What you will do :: Return each line containing "this".

Data shown ::
** Start **
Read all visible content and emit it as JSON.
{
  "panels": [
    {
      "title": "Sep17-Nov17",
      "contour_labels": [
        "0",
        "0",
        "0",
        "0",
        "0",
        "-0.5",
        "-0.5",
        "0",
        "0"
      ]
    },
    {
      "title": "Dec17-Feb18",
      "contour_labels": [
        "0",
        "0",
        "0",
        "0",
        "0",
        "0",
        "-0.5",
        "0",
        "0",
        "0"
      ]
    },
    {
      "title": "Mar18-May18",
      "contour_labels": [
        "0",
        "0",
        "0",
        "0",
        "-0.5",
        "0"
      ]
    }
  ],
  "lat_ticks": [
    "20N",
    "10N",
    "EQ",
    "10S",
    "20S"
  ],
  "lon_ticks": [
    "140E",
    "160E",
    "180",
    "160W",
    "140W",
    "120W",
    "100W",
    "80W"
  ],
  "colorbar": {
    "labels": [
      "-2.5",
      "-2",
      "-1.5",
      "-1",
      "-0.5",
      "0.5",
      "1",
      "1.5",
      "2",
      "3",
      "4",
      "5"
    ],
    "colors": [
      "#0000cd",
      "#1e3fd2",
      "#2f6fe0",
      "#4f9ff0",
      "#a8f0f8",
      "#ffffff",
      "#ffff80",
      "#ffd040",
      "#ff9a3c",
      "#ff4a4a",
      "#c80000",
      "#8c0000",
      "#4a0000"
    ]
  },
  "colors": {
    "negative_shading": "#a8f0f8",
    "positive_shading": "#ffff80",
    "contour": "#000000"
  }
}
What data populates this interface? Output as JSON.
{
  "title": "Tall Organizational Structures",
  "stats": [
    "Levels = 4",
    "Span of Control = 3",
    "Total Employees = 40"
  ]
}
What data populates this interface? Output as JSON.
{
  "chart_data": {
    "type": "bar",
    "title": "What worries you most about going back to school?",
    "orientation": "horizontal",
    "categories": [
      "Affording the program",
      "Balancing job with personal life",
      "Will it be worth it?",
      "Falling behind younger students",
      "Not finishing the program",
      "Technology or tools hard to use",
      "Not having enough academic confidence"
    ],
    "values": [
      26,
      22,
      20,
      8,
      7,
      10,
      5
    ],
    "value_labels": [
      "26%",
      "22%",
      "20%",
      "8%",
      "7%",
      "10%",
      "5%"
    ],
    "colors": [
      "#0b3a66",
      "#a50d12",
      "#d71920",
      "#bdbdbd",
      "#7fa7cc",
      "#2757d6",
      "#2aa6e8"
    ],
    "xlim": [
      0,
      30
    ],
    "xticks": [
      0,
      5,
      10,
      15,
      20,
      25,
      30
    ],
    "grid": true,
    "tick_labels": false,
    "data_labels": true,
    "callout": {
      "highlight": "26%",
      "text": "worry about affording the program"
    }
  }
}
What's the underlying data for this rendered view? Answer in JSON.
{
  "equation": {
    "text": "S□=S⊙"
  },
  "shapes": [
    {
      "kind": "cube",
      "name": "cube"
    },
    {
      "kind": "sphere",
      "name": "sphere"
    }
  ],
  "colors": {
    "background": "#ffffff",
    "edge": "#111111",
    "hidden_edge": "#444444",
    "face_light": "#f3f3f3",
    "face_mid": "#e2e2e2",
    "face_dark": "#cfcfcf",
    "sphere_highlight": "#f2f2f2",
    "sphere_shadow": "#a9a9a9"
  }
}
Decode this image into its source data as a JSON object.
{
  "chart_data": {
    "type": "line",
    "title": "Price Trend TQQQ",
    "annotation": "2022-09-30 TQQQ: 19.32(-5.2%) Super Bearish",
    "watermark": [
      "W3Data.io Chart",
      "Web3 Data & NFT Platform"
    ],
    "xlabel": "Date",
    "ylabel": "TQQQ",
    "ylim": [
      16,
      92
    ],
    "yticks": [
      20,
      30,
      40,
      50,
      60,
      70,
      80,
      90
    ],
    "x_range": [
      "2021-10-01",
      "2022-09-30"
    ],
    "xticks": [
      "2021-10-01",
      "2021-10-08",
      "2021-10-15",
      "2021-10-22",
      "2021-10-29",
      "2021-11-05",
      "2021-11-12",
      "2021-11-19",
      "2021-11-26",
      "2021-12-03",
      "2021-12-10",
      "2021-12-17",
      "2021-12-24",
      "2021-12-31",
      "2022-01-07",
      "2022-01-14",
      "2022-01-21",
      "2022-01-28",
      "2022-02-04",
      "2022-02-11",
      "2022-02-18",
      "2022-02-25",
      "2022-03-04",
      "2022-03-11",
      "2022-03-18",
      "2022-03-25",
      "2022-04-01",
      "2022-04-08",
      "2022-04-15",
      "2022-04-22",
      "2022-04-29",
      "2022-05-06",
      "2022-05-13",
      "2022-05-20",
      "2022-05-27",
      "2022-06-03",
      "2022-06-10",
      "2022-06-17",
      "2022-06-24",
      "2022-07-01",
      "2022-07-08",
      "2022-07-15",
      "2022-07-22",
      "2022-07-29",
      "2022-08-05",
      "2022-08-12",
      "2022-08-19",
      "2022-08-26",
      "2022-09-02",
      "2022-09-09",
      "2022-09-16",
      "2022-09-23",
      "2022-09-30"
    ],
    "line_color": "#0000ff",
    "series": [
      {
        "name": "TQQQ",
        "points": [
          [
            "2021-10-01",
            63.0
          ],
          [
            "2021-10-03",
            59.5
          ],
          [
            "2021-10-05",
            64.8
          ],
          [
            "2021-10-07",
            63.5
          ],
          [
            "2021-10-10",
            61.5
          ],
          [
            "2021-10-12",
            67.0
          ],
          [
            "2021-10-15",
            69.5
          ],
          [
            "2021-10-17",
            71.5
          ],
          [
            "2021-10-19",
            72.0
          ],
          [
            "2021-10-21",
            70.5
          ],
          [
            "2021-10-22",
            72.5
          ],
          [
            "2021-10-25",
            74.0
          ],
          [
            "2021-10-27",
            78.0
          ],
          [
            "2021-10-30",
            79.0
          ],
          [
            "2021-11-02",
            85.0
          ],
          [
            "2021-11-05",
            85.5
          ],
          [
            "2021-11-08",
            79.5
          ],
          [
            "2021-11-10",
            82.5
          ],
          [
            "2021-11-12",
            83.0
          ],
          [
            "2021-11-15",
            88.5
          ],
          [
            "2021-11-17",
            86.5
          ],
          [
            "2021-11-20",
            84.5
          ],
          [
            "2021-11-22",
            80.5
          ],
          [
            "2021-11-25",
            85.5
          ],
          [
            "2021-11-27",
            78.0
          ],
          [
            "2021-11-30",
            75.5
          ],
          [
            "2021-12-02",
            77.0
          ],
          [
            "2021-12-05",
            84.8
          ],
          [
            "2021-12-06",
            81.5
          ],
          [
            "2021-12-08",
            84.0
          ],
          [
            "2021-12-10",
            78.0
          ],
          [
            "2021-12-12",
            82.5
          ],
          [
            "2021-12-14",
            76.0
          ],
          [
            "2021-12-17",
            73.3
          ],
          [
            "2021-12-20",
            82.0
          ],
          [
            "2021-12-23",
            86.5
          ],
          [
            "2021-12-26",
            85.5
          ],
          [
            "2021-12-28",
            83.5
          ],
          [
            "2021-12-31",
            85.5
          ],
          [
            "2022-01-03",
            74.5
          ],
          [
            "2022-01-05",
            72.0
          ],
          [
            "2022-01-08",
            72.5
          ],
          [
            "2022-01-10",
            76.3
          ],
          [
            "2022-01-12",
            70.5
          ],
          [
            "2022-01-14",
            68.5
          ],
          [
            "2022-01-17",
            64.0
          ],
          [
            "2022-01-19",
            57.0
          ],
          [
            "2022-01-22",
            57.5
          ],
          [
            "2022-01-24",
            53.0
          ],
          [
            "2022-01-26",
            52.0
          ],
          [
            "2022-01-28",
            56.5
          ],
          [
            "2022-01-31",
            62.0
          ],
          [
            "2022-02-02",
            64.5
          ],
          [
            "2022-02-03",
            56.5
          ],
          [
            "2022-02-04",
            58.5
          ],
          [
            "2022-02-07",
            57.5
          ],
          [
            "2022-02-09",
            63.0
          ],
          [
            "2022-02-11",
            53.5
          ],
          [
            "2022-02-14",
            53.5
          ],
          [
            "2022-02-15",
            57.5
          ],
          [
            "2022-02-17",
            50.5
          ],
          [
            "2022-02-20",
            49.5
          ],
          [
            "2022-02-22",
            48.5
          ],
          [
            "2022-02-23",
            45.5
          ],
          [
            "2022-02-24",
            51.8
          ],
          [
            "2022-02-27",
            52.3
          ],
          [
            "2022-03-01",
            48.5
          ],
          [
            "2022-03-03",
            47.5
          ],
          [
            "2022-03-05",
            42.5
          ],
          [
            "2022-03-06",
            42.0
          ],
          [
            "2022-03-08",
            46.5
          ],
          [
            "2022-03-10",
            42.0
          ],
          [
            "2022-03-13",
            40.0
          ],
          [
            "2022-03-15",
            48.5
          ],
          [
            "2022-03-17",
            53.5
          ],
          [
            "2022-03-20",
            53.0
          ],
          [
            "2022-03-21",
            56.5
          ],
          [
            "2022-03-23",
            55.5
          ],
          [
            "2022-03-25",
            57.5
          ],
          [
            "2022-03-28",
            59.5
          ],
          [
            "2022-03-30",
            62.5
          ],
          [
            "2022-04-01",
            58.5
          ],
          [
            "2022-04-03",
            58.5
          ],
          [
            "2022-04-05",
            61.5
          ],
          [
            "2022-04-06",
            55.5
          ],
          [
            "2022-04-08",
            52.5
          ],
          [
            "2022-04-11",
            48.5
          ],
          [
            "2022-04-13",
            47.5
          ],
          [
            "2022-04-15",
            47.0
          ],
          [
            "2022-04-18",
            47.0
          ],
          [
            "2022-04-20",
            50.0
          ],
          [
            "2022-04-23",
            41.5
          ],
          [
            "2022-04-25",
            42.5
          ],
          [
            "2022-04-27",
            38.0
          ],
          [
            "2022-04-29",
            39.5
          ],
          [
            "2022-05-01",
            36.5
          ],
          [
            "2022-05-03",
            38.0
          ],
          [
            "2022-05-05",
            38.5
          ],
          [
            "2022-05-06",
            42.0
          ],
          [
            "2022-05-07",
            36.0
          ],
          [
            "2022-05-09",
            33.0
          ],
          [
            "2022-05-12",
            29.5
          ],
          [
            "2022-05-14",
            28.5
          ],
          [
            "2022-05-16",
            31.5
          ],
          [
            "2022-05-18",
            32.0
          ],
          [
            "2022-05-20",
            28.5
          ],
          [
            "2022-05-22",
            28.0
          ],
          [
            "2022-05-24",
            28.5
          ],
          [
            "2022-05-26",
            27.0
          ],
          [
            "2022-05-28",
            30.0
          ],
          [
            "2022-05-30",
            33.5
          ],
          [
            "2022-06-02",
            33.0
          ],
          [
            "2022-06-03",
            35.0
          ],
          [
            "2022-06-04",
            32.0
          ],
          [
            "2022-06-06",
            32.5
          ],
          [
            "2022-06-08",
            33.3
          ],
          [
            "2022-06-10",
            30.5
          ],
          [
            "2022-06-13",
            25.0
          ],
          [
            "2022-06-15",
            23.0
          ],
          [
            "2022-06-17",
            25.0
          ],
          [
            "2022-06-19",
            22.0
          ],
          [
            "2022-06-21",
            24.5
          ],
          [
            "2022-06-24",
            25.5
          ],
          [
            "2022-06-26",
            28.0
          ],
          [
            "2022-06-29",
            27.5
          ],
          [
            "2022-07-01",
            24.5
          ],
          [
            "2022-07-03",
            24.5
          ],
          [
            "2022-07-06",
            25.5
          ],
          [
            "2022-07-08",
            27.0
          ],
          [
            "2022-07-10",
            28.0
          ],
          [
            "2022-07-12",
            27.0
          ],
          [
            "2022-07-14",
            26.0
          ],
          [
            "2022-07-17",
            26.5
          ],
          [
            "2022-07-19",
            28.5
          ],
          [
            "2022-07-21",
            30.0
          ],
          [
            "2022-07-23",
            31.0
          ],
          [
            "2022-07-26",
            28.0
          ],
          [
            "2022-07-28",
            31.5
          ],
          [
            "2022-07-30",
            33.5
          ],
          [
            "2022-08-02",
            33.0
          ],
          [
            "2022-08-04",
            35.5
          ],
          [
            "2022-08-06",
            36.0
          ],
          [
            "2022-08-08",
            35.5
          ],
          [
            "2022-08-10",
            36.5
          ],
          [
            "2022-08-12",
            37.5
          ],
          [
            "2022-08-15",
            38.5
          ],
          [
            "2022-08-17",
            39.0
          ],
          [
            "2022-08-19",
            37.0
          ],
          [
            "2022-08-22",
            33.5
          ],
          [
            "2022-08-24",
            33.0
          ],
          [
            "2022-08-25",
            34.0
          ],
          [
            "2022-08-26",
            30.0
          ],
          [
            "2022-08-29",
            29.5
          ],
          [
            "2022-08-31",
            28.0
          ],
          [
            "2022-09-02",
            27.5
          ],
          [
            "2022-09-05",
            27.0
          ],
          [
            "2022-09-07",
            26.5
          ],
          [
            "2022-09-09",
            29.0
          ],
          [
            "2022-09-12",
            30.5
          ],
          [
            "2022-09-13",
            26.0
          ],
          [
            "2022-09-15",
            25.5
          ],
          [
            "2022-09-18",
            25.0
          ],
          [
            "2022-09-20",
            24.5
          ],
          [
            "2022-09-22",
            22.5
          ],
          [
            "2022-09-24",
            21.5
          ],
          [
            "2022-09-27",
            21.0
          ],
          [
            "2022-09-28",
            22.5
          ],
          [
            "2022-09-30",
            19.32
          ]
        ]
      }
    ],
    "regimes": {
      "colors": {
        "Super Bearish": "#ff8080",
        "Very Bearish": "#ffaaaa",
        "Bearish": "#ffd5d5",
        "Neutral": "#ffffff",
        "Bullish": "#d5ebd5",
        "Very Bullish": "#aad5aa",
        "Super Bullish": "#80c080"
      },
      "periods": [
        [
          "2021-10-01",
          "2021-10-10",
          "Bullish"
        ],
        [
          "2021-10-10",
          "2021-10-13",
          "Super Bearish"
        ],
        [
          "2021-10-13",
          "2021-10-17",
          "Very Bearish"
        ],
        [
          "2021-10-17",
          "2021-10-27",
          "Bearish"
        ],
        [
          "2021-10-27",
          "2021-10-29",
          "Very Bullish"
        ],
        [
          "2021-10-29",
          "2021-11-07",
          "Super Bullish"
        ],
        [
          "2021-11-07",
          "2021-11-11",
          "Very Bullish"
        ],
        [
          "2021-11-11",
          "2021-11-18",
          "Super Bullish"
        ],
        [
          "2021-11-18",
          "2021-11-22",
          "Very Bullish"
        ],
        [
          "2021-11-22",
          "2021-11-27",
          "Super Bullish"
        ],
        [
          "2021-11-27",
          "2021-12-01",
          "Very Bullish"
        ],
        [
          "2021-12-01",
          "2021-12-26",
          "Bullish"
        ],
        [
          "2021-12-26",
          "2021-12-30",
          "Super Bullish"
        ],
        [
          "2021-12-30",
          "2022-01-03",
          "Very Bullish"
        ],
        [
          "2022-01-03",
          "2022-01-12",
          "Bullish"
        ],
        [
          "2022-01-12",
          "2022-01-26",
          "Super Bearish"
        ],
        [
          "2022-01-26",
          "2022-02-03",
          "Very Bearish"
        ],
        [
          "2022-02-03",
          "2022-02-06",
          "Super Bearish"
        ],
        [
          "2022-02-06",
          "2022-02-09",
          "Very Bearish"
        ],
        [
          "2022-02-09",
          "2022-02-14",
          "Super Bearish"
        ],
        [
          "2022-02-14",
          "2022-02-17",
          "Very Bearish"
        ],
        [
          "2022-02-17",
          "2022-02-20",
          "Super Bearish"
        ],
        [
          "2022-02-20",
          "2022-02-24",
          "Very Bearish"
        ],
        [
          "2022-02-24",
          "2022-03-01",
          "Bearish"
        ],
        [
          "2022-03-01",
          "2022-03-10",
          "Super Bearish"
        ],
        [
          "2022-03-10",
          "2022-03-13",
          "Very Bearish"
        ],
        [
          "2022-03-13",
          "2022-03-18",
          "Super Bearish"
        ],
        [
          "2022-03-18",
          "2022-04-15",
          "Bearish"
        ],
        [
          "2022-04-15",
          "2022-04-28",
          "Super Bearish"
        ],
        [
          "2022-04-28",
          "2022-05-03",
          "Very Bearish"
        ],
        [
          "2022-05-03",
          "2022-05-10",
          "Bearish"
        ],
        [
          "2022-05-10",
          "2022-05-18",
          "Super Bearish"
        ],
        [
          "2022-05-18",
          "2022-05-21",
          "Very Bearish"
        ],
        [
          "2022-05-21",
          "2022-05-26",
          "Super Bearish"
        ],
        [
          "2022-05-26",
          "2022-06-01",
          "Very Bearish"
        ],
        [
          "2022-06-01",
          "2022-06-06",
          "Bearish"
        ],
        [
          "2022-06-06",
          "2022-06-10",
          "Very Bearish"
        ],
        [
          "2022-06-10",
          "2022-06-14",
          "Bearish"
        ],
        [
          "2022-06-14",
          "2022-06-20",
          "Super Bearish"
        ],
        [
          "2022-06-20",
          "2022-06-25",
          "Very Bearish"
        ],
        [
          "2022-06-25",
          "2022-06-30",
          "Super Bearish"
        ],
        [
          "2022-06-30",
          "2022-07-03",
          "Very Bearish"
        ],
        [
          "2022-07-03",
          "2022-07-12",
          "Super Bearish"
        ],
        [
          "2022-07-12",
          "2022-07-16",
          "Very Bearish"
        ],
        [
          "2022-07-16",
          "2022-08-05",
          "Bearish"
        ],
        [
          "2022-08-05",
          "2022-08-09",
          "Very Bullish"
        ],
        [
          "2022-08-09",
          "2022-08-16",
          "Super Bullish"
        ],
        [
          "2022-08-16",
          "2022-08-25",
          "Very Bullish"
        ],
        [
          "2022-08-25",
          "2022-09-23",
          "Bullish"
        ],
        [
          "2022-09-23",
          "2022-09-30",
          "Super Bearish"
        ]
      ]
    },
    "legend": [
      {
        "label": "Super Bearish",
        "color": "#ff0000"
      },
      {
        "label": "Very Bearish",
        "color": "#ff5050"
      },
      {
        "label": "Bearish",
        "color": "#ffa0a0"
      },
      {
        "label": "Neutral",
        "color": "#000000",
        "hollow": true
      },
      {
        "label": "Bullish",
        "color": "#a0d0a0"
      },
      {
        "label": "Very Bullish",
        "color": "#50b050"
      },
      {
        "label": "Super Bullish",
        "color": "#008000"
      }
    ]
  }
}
** End **
Result of the task ::
What data populates this interface? Output as JSON.
What data populates this interface? Output as JSON.
What's the underlying data for this rendered view? Answer in JSON.
Decode this image into its source data as a JSON object.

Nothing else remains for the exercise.